** Task requirements **
Gather every line that includes the word "title", please.

** Data rows **
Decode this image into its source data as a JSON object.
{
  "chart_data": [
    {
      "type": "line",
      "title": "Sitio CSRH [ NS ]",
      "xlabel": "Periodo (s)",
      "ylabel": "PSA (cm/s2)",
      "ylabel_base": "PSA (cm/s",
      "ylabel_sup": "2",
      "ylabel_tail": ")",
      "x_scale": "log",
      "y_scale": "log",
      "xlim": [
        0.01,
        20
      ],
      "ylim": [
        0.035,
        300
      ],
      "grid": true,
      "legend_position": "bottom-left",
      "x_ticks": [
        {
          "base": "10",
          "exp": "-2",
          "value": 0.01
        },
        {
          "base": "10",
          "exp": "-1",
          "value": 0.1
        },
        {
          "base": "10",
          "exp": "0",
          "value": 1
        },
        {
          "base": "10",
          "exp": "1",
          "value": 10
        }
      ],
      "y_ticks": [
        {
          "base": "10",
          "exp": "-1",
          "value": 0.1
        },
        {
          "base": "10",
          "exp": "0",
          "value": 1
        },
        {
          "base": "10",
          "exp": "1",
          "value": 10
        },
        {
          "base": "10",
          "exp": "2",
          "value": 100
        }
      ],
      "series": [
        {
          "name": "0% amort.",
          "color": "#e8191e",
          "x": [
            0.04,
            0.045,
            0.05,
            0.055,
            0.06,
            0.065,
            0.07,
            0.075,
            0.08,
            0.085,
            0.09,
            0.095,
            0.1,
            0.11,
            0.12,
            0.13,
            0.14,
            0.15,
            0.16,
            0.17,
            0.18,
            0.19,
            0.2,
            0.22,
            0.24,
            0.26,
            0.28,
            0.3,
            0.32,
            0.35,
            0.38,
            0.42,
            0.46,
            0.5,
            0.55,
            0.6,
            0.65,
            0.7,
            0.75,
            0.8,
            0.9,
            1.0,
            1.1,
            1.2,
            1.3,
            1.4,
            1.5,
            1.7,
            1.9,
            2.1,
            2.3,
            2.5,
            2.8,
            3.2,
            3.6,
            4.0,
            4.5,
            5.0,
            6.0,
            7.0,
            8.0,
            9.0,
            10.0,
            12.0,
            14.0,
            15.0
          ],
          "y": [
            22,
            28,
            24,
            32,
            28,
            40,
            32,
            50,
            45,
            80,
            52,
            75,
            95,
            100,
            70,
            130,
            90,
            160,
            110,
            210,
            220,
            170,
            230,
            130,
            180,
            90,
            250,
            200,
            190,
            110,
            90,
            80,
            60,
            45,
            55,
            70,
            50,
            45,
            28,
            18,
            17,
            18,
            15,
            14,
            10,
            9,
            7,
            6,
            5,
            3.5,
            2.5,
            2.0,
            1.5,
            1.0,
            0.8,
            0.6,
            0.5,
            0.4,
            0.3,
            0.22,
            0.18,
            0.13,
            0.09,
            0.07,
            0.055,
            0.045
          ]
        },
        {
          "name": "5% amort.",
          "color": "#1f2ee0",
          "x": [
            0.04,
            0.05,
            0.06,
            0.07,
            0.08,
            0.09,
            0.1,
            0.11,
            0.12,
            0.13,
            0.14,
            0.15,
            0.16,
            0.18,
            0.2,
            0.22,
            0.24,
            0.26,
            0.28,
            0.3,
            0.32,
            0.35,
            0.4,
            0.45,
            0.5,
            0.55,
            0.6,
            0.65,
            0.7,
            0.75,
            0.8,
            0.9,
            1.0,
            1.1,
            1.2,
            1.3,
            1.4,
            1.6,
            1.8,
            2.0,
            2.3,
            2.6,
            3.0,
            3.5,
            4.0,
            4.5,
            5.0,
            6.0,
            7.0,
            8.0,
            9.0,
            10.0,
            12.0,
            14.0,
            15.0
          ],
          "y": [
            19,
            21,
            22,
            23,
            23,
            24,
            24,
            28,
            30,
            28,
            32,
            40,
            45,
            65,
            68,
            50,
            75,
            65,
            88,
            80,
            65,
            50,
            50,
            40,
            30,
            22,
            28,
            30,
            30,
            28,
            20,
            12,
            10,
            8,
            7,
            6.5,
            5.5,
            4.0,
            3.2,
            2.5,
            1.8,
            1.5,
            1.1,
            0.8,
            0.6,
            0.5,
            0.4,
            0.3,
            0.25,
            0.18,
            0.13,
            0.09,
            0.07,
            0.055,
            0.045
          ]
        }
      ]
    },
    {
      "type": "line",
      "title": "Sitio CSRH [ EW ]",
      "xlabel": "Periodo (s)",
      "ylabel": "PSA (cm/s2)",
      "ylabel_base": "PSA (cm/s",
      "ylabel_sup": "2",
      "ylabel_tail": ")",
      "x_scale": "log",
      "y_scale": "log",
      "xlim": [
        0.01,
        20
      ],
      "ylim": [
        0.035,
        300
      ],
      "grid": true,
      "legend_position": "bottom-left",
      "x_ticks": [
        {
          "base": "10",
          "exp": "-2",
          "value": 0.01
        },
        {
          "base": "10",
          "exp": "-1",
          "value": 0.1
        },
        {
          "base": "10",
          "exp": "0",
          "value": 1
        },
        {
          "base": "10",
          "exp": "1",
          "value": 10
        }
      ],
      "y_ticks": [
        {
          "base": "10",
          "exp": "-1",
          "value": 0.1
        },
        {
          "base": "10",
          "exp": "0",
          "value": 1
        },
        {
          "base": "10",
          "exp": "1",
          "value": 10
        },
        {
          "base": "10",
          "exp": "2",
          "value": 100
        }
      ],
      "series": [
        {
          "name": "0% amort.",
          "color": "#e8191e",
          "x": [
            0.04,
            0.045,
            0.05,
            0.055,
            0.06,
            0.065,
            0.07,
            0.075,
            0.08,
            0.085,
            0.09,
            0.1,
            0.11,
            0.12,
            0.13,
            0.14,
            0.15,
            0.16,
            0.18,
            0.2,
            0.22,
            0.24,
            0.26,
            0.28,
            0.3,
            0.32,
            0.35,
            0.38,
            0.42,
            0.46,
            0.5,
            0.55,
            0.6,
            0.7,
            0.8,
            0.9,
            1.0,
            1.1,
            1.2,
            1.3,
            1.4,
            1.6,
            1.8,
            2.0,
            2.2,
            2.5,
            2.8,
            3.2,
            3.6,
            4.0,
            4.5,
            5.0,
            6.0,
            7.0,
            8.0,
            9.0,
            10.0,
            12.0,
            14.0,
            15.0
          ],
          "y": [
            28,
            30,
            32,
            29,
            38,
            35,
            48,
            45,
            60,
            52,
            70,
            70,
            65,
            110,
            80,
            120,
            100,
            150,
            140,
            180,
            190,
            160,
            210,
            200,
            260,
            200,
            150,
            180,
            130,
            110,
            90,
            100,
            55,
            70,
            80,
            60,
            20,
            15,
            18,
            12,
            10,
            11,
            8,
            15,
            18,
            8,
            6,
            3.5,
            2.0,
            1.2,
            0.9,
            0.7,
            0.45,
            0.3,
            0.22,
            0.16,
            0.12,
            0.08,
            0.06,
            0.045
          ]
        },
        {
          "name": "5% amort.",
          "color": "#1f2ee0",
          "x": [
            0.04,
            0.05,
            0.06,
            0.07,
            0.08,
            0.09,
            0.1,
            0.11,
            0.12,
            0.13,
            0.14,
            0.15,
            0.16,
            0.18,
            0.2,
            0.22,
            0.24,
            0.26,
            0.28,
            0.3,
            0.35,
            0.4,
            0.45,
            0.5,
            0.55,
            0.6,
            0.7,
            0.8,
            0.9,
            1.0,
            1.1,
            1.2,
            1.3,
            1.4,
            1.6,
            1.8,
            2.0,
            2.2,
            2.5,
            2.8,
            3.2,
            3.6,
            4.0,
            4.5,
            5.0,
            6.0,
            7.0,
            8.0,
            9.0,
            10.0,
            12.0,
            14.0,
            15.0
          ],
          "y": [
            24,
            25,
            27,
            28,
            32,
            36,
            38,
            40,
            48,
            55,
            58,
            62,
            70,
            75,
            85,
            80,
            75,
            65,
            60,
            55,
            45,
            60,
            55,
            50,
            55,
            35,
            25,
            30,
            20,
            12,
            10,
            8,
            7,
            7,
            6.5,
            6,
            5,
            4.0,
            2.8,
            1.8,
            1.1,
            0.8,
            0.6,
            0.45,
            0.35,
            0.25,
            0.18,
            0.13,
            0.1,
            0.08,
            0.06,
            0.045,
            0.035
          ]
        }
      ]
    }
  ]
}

** Reply to the task **
      "title": "Sitio CSRH [ NS ]",
      "title": "Sitio CSRH [ EW ]",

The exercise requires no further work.